(Dataset items)
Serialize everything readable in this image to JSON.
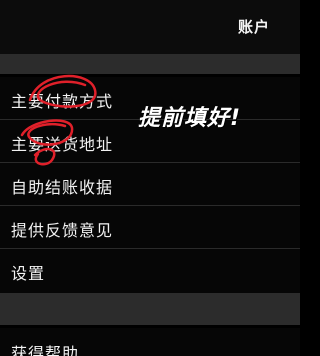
{
  "header": {
    "title": "账户"
  },
  "menu": {
    "items": [
      {
        "label": "主要付款方式"
      },
      {
        "label": "主要送货地址"
      },
      {
        "label": "自助结账收据"
      },
      {
        "label": "提供反馈意见"
      },
      {
        "label": "设置"
      },
      {
        "label": "获得帮助"
      }
    ]
  },
  "annotation": {
    "text": "提前填好!",
    "color": "#e0202a"
  }
}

* _Given task_: Without the pictures, return all the records precisely as they stand.

* _Correct result_:
Serialize everything readable in this image to JSON.
{
  "header": {
    "title": "账户"
  },
  "menu": {
    "items": [
      {
        "label": "主要付款方式"
      },
      {
        "label": "主要送货地址"
      },
      {
        "label": "自助结账收据"
      },
      {
        "label": "提供反馈意见"
      },
      {
        "label": "设置"
      },
      {
        "label": "获得帮助"
      }
    ]
  },
  "annotation": {
    "text": "提前填好!",
    "color": "#e0202a"
  }
}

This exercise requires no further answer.